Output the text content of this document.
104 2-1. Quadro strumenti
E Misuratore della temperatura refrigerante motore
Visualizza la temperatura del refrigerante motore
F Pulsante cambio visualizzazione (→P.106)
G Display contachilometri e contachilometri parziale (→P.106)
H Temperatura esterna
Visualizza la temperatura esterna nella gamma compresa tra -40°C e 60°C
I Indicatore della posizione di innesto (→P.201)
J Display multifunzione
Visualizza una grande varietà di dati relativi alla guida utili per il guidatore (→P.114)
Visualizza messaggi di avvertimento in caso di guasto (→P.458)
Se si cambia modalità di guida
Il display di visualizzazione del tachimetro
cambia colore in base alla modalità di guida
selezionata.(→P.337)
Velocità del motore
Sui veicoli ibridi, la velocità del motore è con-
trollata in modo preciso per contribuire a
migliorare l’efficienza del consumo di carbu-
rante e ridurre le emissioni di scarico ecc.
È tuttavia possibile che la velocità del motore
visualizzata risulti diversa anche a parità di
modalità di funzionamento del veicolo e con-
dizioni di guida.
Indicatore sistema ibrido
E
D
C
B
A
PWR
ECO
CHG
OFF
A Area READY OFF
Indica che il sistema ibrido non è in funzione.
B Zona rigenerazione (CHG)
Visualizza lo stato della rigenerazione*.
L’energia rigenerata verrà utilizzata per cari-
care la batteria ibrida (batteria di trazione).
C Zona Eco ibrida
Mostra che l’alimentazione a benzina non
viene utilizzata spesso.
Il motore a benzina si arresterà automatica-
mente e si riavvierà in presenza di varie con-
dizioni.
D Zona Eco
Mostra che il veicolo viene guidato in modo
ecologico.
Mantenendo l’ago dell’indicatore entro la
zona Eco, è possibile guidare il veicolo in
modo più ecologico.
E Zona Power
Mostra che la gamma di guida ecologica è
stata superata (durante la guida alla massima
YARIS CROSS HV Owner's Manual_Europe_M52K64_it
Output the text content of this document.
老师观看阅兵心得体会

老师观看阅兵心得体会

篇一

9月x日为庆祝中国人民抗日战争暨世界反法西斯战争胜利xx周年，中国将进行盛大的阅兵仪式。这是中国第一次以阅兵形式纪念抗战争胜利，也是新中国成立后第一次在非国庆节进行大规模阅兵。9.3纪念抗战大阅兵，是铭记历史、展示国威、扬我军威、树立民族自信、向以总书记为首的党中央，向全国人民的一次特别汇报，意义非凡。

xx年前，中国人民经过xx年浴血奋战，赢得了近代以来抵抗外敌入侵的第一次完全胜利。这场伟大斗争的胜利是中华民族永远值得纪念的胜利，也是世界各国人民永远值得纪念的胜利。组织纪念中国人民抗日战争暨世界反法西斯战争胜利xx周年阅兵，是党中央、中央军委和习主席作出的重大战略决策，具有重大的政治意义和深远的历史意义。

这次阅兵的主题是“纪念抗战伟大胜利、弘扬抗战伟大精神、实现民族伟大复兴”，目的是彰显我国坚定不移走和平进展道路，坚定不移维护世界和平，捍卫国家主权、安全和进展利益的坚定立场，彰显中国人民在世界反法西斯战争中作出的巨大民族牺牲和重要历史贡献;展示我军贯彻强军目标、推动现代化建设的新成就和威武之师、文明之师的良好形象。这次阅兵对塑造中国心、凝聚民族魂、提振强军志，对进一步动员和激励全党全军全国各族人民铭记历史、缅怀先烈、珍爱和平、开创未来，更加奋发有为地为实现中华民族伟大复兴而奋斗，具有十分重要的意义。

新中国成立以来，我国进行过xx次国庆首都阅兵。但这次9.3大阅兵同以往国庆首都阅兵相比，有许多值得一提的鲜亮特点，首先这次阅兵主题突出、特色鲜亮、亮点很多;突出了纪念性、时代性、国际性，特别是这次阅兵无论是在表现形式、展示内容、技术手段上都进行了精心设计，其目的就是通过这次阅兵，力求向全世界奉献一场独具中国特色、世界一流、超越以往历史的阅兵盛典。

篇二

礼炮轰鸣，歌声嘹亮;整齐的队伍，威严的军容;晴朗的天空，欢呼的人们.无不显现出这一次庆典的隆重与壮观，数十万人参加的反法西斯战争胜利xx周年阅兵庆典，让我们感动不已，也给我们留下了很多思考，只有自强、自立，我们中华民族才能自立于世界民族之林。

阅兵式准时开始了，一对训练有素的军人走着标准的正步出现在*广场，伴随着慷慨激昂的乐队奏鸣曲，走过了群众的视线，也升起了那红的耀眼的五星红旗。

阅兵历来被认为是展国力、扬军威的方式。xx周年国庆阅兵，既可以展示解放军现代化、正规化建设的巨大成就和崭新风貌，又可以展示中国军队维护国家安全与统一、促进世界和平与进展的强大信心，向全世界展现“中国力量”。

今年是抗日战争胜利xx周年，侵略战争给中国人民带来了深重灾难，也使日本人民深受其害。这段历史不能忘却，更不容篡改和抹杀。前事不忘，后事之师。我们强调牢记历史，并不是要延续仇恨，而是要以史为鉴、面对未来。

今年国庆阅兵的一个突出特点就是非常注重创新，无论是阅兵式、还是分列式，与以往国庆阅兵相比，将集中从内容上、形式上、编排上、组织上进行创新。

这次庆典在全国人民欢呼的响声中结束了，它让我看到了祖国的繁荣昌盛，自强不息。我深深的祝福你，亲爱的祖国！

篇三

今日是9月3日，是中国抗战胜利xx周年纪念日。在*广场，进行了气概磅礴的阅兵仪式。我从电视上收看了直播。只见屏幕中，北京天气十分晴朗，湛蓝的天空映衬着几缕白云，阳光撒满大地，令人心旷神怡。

### DO THIS
Can you reproduce all the material exactly?

### WRITTEN SOLUTION
Output the text content of this document.
104 2-1. Quadro strumenti
E Misuratore della temperatura refrigerante motore
Visualizza la temperatura del refrigerante motore
F Pulsante cambio visualizzazione (→P.106)
G Display contachilometri e contachilometri parziale (→P.106)
H Temperatura esterna
Visualizza la temperatura esterna nella gamma compresa tra -40°C e 60°C
I Indicatore della posizione di innesto (→P.201)
J Display multifunzione
Visualizza una grande varietà di dati relativi alla guida utili per il guidatore (→P.114)
Visualizza messaggi di avvertimento in caso di guasto (→P.458)
Se si cambia modalità di guida
Il display di visualizzazione del tachimetro
cambia colore in base alla modalità di guida
selezionata.(→P.337)
Velocità del motore
Sui veicoli ibridi, la velocità del motore è con-
trollata in modo preciso per contribuire a
migliorare l’efficienza del consumo di carbu-
rante e ridurre le emissioni di scarico ecc.
È tuttavia possibile che la velocità del motore
visualizzata risulti diversa anche a parità di
modalità di funzionamento del veicolo e con-
dizioni di guida.
Indicatore sistema ibrido
E
D
C
B
A
PWR
ECO
CHG
OFF
A Area READY OFF
Indica che il sistema ibrido non è in funzione.
B Zona rigenerazione (CHG)
Visualizza lo stato della rigenerazione*.
L’energia rigenerata verrà utilizzata per cari-
care la batteria ibrida (batteria di trazione).
C Zona Eco ibrida
Mostra che l’alimentazione a benzina non
viene utilizzata spesso.
Il motore a benzina si arresterà automatica-
mente e si riavvierà in presenza di varie con-
dizioni.
D Zona Eco
Mostra che il veicolo viene guidato in modo
ecologico.
Mantenendo l’ago dell’indicatore entro la
zona Eco, è possibile guidare il veicolo in
modo più ecologico.
E Zona Power
Mostra che la gamma di guida ecologica è
stata superata (durante la guida alla massima
YARIS CROSS HV Owner's Manual_Europe_M52K64_it
Output the text content of this document.
老师观看阅兵心得体会

老师观看阅兵心得体会

篇一

9月x日为庆祝中国人民抗日战争暨世界反法西斯战争胜利xx周年，中国将进行盛大的阅兵仪式。这是中国第一次以阅兵形式纪念抗战争胜利，也是新中国成立后第一次在非国庆节进行大规模阅兵。9.3纪念抗战大阅兵，是铭记历史、展示国威、扬我军威、树立民族自信、向以总书记为首的党中央，向全国人民的一次特别汇报，意义非凡。

xx年前，中国人民经过xx年浴血奋战，赢得了近代以来抵抗外敌入侵的第一次完全胜利。这场伟大斗争的胜利是中华民族永远值得纪念的胜利，也是世界各国人民永远值得纪念的胜利。组织纪念中国人民抗日战争暨世界反法西斯战争胜利xx周年阅兵，是党中央、中央军委和习主席作出的重大战略决策，具有重大的政治意义和深远的历史意义。

这次阅兵的主题是“纪念抗战伟大胜利、弘扬抗战伟大精神、实现民族伟大复兴”，目的是彰显我国坚定不移走和平进展道路，坚定不移维护世界和平，捍卫国家主权、安全和进展利益的坚定立场，彰显中国人民在世界反法西斯战争中作出的巨大民族牺牲和重要历史贡献;展示我军贯彻强军目标、推动现代化建设的新成就和威武之师、文明之师的良好形象。这次阅兵对塑造中国心、凝聚民族魂、提振强军志，对进一步动员和激励全党全军全国各族人民铭记历史、缅怀先烈、珍爱和平、开创未来，更加奋发有为地为实现中华民族伟大复兴而奋斗，具有十分重要的意义。

新中国成立以来，我国进行过xx次国庆首都阅兵。但这次9.3大阅兵同以往国庆首都阅兵相比，有许多值得一提的鲜亮特点，首先这次阅兵主题突出、特色鲜亮、亮点很多;突出了纪念性、时代性、国际性，特别是这次阅兵无论是在表现形式、展示内容、技术手段上都进行了精心设计，其目的就是通过这次阅兵，力求向全世界奉献一场独具中国特色、世界一流、超越以往历史的阅兵盛典。

篇二

礼炮轰鸣，歌声嘹亮;整齐的队伍，威严的军容;晴朗的天空，欢呼的人们.无不显现出这一次庆典的隆重与壮观，数十万人参加的反法西斯战争胜利xx周年阅兵庆典，让我们感动不已，也给我们留下了很多思考，只有自强、自立，我们中华民族才能自立于世界民族之林。

阅兵式准时开始了，一对训练有素的军人走着标准的正步出现在*广场，伴随着慷慨激昂的乐队奏鸣曲，走过了群众的视线，也升起了那红的耀眼的五星红旗。

阅兵历来被认为是展国力、扬军威的方式。xx周年国庆阅兵，既可以展示解放军现代化、正规化建设的巨大成就和崭新风貌，又可以展示中国军队维护国家安全与统一、促进世界和平与进展的强大信心，向全世界展现“中国力量”。

今年是抗日战争胜利xx周年，侵略战争给中国人民带来了深重灾难，也使日本人民深受其害。这段历史不能忘却，更不容篡改和抹杀。前事不忘，后事之师。我们强调牢记历史，并不是要延续仇恨，而是要以史为鉴、面对未来。

今年国庆阅兵的一个突出特点就是非常注重创新，无论是阅兵式、还是分列式，与以往国庆阅兵相比，将集中从内容上、形式上、编排上、组织上进行创新。

这次庆典在全国人民欢呼的响声中结束了，它让我看到了祖国的繁荣昌盛，自强不息。我深深的祝福你，亲爱的祖国！

篇三

今日是9月3日，是中国抗战胜利xx周年纪念日。在*广场，进行了气概磅礴的阅兵仪式。我从电视上收看了直播。只见屏幕中，北京天气十分晴朗，湛蓝的天空映衬着几缕白云，阳光撒满大地，令人心旷神怡。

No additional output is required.